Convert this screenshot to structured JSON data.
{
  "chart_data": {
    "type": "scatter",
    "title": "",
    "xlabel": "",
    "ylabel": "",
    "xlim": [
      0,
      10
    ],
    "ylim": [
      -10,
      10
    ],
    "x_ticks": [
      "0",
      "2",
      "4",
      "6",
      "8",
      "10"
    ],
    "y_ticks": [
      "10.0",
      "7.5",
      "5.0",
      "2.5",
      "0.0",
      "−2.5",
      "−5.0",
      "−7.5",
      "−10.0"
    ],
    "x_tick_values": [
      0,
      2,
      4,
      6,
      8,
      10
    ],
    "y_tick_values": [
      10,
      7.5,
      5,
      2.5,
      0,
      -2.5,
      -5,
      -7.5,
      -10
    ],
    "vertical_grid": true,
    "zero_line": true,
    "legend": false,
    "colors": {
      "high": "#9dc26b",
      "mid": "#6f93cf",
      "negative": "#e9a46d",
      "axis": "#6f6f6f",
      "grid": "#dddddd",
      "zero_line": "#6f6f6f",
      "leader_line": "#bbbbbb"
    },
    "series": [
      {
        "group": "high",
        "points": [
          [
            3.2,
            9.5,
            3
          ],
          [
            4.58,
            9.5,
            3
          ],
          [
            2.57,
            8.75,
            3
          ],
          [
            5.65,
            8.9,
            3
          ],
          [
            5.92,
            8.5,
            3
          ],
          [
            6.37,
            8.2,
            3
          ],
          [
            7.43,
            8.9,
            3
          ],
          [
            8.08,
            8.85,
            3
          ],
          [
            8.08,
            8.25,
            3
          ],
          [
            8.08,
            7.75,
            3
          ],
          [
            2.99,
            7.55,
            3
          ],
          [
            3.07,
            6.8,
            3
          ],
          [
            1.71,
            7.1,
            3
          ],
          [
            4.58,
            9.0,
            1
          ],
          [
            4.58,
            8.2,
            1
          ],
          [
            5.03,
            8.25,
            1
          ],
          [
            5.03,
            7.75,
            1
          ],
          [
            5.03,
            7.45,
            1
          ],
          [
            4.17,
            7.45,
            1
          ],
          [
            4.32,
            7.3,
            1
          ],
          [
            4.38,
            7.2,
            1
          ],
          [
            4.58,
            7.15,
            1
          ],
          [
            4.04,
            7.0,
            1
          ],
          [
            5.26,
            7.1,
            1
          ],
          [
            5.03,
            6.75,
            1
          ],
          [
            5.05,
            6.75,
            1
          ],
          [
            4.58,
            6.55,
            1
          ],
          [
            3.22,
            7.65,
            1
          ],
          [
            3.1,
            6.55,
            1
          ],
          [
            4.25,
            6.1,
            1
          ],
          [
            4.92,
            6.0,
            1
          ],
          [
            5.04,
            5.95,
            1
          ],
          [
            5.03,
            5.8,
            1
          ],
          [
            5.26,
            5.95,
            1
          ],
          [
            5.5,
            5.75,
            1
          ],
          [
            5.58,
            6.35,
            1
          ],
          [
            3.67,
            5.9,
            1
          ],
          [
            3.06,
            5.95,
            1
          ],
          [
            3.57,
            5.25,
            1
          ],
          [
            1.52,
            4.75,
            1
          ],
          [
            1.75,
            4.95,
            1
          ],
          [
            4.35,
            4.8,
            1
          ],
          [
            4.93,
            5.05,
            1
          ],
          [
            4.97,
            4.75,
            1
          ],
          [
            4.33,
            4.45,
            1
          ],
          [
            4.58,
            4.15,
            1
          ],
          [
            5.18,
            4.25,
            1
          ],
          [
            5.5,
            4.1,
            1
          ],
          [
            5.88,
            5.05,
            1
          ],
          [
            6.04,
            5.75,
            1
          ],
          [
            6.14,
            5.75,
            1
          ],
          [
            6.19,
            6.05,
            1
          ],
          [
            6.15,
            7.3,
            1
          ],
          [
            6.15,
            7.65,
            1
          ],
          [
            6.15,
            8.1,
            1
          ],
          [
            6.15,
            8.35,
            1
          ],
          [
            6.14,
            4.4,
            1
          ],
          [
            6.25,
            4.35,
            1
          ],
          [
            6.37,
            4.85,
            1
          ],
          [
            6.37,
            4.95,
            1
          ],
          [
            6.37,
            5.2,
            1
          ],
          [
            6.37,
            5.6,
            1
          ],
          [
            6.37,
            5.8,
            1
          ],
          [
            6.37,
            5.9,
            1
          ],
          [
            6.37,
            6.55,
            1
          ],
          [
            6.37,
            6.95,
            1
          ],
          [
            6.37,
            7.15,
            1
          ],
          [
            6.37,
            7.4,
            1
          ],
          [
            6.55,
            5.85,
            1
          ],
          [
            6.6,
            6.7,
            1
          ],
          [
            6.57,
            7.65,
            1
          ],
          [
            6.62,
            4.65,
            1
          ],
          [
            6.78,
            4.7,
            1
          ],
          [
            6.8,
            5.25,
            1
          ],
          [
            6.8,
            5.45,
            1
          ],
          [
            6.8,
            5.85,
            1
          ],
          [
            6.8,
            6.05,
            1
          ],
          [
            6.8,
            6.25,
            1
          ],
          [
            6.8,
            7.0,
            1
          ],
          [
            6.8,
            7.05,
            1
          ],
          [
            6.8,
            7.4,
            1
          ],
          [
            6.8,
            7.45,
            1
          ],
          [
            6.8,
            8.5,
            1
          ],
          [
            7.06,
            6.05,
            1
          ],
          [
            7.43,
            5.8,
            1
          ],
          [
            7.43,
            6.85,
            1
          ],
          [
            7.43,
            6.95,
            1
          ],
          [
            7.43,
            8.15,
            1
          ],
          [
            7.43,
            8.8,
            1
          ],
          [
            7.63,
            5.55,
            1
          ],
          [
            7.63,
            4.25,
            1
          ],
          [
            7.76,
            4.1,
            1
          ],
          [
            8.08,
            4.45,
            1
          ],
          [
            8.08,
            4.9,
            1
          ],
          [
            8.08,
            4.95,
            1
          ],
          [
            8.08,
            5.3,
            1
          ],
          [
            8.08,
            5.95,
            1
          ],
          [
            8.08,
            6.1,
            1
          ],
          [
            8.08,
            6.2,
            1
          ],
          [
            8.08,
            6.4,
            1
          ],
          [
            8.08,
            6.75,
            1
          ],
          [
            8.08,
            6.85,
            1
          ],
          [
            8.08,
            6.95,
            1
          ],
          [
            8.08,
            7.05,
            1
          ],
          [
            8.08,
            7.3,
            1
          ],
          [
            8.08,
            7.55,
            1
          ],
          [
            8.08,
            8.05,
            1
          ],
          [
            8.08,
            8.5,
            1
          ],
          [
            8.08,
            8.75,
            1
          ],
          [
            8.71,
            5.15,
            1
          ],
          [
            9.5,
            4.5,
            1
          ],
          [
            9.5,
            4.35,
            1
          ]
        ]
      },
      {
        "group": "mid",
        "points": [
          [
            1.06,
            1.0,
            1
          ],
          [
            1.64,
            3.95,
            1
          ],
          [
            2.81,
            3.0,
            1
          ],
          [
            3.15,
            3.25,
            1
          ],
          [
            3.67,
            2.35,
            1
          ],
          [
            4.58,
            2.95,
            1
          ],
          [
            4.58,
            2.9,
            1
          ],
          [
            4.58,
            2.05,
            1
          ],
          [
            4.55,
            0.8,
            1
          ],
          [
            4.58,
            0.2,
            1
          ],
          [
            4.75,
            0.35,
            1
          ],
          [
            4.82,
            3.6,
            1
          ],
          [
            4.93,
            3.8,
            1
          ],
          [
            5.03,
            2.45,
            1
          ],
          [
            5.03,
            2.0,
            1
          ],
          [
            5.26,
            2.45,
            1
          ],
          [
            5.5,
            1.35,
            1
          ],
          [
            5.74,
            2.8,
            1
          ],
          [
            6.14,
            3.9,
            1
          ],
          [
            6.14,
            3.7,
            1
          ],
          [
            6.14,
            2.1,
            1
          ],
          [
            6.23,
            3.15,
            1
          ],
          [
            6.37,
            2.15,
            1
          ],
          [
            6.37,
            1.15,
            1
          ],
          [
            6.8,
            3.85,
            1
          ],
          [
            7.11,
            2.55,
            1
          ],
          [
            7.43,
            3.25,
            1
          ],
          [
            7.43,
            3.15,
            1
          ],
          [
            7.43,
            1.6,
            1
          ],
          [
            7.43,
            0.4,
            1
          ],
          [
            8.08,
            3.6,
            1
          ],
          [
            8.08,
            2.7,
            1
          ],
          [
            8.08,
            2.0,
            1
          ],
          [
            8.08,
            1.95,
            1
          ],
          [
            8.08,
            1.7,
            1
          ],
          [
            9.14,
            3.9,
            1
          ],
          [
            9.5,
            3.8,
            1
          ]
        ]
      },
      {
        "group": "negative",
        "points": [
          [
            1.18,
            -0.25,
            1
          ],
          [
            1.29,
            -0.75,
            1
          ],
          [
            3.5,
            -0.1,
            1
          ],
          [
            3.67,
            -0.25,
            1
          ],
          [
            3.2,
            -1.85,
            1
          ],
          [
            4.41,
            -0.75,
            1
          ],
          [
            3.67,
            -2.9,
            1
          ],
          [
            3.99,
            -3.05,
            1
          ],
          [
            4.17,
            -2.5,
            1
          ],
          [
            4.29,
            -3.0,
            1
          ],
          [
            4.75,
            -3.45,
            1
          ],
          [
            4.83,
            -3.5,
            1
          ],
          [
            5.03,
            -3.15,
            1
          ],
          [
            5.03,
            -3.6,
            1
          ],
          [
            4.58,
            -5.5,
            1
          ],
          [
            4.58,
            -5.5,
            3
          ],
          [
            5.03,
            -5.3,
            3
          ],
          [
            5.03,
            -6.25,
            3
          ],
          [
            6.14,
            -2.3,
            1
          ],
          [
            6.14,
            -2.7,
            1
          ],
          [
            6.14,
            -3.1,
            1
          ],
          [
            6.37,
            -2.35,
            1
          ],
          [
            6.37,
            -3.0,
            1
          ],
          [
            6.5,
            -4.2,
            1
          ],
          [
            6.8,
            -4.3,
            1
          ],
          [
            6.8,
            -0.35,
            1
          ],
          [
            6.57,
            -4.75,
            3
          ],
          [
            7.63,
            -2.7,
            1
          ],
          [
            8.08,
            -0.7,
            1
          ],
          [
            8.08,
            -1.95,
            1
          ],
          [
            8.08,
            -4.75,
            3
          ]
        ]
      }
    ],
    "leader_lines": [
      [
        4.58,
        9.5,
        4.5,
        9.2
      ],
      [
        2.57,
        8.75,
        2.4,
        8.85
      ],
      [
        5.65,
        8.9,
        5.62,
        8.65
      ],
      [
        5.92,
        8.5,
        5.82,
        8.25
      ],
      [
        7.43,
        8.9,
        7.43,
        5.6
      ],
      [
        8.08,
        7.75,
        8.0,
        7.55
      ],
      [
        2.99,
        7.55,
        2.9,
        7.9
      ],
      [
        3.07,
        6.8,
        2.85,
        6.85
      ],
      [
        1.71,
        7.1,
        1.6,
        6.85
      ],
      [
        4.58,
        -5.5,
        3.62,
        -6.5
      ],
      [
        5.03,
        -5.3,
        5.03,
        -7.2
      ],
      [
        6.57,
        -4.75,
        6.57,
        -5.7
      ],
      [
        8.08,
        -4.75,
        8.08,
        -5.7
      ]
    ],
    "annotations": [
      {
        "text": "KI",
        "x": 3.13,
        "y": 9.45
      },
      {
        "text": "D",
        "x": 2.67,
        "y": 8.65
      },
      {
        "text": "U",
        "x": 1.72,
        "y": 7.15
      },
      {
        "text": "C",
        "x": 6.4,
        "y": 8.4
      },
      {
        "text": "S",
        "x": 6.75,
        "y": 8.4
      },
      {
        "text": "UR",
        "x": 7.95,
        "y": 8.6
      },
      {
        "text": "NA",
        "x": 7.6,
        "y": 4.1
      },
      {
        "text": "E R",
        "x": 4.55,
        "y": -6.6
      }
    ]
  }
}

Exercise details → The word "group" appears in how many lines of the records? Give the number only.

Reply to the task → 3